**AIM OF THE EXERCISE**
Copy every entry exactly.

**DATA FOR PROCESSING**
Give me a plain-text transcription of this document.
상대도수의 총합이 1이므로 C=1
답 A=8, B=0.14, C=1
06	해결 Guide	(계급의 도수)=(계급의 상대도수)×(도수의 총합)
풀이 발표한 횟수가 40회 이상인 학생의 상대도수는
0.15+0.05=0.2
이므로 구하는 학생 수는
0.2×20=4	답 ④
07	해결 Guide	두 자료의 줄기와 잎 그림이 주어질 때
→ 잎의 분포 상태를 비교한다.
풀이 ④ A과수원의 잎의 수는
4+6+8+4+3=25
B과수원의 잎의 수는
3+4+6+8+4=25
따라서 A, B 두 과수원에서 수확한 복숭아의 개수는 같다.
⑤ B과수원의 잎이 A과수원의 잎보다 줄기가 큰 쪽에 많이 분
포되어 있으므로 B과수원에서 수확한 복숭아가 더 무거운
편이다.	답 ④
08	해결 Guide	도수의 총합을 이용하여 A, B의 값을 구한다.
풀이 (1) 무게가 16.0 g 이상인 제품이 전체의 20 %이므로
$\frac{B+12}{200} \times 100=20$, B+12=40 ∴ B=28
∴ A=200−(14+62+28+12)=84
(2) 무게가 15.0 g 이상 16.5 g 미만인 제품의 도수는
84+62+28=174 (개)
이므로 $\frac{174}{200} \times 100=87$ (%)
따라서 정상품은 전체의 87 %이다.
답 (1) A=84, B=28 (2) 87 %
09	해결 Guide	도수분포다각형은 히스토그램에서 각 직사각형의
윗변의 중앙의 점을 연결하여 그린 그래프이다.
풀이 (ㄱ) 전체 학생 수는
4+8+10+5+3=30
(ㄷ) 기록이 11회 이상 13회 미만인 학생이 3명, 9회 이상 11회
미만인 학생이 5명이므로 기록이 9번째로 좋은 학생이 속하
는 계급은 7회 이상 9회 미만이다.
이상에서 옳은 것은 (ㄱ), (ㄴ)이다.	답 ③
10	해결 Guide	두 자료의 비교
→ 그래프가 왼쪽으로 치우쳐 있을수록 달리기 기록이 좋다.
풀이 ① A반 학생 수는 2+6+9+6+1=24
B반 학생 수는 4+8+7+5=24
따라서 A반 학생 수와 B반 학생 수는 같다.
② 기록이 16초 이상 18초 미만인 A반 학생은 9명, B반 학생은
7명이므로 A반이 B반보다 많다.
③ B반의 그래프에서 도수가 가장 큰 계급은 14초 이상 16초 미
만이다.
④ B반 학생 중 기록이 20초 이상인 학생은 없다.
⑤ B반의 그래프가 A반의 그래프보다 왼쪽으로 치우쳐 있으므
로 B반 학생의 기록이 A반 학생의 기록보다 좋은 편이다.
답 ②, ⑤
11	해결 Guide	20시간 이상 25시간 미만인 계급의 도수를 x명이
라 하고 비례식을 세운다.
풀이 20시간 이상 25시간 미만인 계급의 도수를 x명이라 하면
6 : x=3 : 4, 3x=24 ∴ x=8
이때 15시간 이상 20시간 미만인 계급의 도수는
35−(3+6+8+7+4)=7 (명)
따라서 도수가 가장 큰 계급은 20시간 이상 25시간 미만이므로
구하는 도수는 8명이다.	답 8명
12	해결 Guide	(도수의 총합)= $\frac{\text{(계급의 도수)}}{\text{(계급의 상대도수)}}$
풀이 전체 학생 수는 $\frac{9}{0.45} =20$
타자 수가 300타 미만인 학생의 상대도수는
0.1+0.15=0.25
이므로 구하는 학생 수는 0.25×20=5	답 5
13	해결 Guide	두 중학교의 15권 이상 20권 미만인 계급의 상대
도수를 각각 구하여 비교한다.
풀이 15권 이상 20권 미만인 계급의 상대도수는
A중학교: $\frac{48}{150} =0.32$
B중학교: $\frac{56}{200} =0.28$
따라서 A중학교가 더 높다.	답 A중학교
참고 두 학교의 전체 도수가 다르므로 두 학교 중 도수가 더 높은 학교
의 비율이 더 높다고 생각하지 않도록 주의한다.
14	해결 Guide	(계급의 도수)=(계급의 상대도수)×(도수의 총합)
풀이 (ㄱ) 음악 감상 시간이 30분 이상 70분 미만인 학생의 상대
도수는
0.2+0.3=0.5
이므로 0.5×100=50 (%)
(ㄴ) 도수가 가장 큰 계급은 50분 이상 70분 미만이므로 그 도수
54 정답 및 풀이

**EXERCISE SOLUTION**
Give me a plain-text transcription of this document.
상대도수의 총합이 1이므로 C=1
답 A=8, B=0.14, C=1
06	해결 Guide	(계급의 도수)=(계급의 상대도수)×(도수의 총합)
풀이 발표한 횟수가 40회 이상인 학생의 상대도수는
0.15+0.05=0.2
이므로 구하는 학생 수는
0.2×20=4	답 ④
07	해결 Guide	두 자료의 줄기와 잎 그림이 주어질 때
→ 잎의 분포 상태를 비교한다.
풀이 ④ A과수원의 잎의 수는
4+6+8+4+3=25
B과수원의 잎의 수는
3+4+6+8+4=25
따라서 A, B 두 과수원에서 수확한 복숭아의 개수는 같다.
⑤ B과수원의 잎이 A과수원의 잎보다 줄기가 큰 쪽에 많이 분
포되어 있으므로 B과수원에서 수확한 복숭아가 더 무거운
편이다.	답 ④
08	해결 Guide	도수의 총합을 이용하여 A, B의 값을 구한다.
풀이 (1) 무게가 16.0 g 이상인 제품이 전체의 20 %이므로
$\frac{B+12}{200} \times 100=20$, B+12=40 ∴ B=28
∴ A=200−(14+62+28+12)=84
(2) 무게가 15.0 g 이상 16.5 g 미만인 제품의 도수는
84+62+28=174 (개)
이므로 $\frac{174}{200} \times 100=87$ (%)
따라서 정상품은 전체의 87 %이다.
답 (1) A=84, B=28 (2) 87 %
09	해결 Guide	도수분포다각형은 히스토그램에서 각 직사각형의
윗변의 중앙의 점을 연결하여 그린 그래프이다.
풀이 (ㄱ) 전체 학생 수는
4+8+10+5+3=30
(ㄷ) 기록이 11회 이상 13회 미만인 학생이 3명, 9회 이상 11회
미만인 학생이 5명이므로 기록이 9번째로 좋은 학생이 속하
는 계급은 7회 이상 9회 미만이다.
이상에서 옳은 것은 (ㄱ), (ㄴ)이다.	답 ③
10	해결 Guide	두 자료의 비교
→ 그래프가 왼쪽으로 치우쳐 있을수록 달리기 기록이 좋다.
풀이 ① A반 학생 수는 2+6+9+6+1=24
B반 학생 수는 4+8+7+5=24
따라서 A반 학생 수와 B반 학생 수는 같다.
② 기록이 16초 이상 18초 미만인 A반 학생은 9명, B반 학생은
7명이므로 A반이 B반보다 많다.
③ B반의 그래프에서 도수가 가장 큰 계급은 14초 이상 16초 미
만이다.
④ B반 학생 중 기록이 20초 이상인 학생은 없다.
⑤ B반의 그래프가 A반의 그래프보다 왼쪽으로 치우쳐 있으므
로 B반 학생의 기록이 A반 학생의 기록보다 좋은 편이다.
답 ②, ⑤
11	해결 Guide	20시간 이상 25시간 미만인 계급의 도수를 x명이
라 하고 비례식을 세운다.
풀이 20시간 이상 25시간 미만인 계급의 도수를 x명이라 하면
6 : x=3 : 4, 3x=24 ∴ x=8
이때 15시간 이상 20시간 미만인 계급의 도수는
35−(3+6+8+7+4)=7 (명)
따라서 도수가 가장 큰 계급은 20시간 이상 25시간 미만이므로
구하는 도수는 8명이다.	답 8명
12	해결 Guide	(도수의 총합)= $\frac{\text{(계급의 도수)}}{\text{(계급의 상대도수)}}$
풀이 전체 학생 수는 $\frac{9}{0.45} =20$
타자 수가 300타 미만인 학생의 상대도수는
0.1+0.15=0.25
이므로 구하는 학생 수는 0.25×20=5	답 5
13	해결 Guide	두 중학교의 15권 이상 20권 미만인 계급의 상대
도수를 각각 구하여 비교한다.
풀이 15권 이상 20권 미만인 계급의 상대도수는
A중학교: $\frac{48}{150} =0.32$
B중학교: $\frac{56}{200} =0.28$
따라서 A중학교가 더 높다.	답 A중학교
참고 두 학교의 전체 도수가 다르므로 두 학교 중 도수가 더 높은 학교
의 비율이 더 높다고 생각하지 않도록 주의한다.
14	해결 Guide	(계급의 도수)=(계급의 상대도수)×(도수의 총합)
풀이 (ㄱ) 음악 감상 시간이 30분 이상 70분 미만인 학생의 상대
도수는
0.2+0.3=0.5
이므로 0.5×100=50 (%)
(ㄴ) 도수가 가장 큰 계급은 50분 이상 70분 미만이므로 그 도수
54 정답 및 풀이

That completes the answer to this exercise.